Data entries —
▼

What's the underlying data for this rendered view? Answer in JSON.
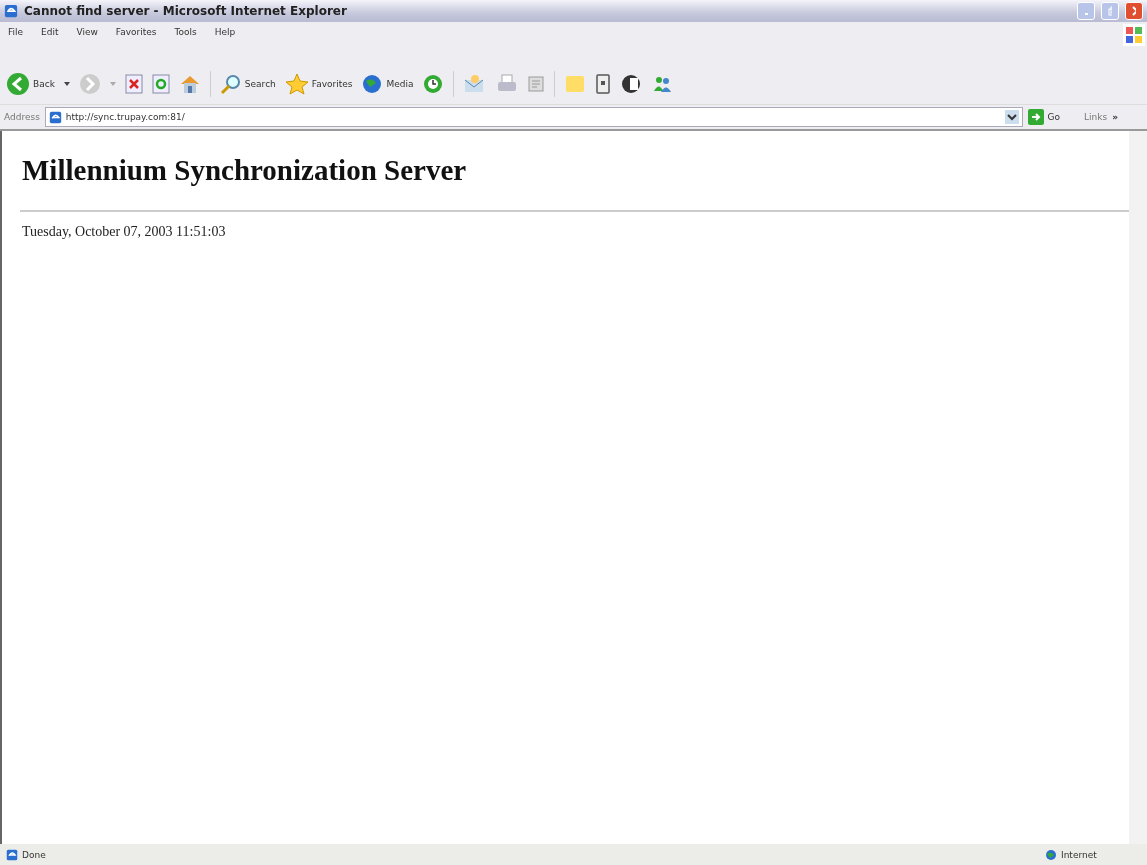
{
  "window": {
    "title": "Cannot find server - Microsoft Internet Explorer"
  },
  "menu": [
    "File",
    "Edit",
    "View",
    "Favorites",
    "Tools",
    "Help"
  ],
  "toolbar": {
    "back": "Back",
    "search": "Search",
    "favorites": "Favorites",
    "media": "Media"
  },
  "address_bar": {
    "label": "Address",
    "value": "http://sync.trupay.com:81/",
    "go": "Go",
    "links": "Links",
    "more": "»"
  },
  "page": {
    "heading": "Millennium Synchronization Server",
    "date": "Tuesday, October 07, 2003 11:51:03"
  },
  "status_bar": {
    "text": "Done",
    "zone": "Internet"
  }
}
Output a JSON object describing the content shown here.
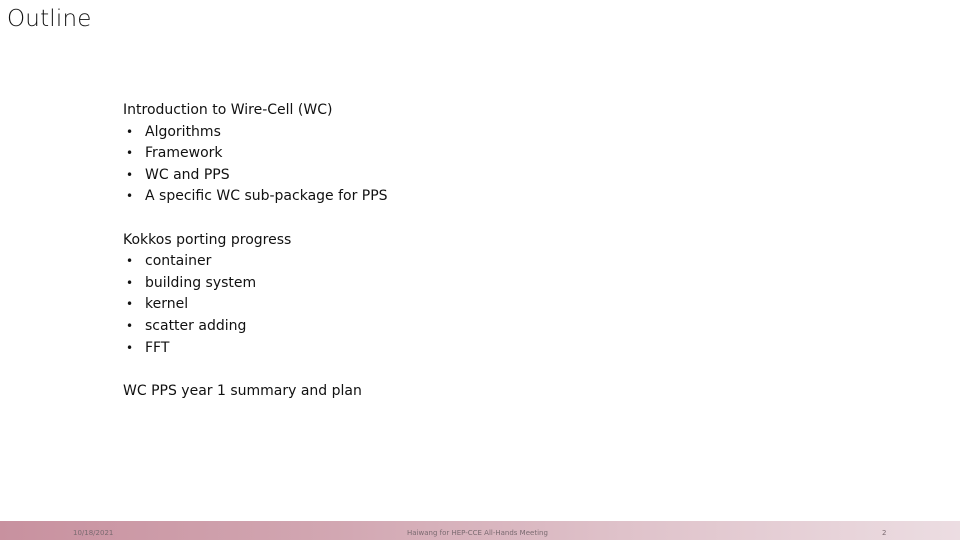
{
  "slide": {
    "title": "Outline",
    "sections": [
      {
        "heading": "Introduction to Wire-Cell (WC)",
        "bullets": [
          "Algorithms",
          "Framework",
          "WC and PPS",
          "A specific WC sub-package for PPS"
        ]
      },
      {
        "heading": "Kokkos porting progress",
        "bullets": [
          "container",
          "building system",
          "kernel",
          "scatter adding",
          "FFT"
        ]
      },
      {
        "heading": "WC PPS year 1 summary and plan",
        "bullets": []
      }
    ],
    "bullet_glyph": "•"
  },
  "footer": {
    "date": "10/18/2021",
    "center_text": "Haiwang for HEP-CCE All-Hands Meeting",
    "page_number": "2",
    "gradient_start": "#c8919f",
    "gradient_end": "#ecdde2"
  }
}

▲

Task goal —
Find the word "JSON" in the entries above and gather every line that holds it.

Task solution —
What's the underlying data for this rendered view? Answer in JSON.
Output a JSON object describing the content shown here.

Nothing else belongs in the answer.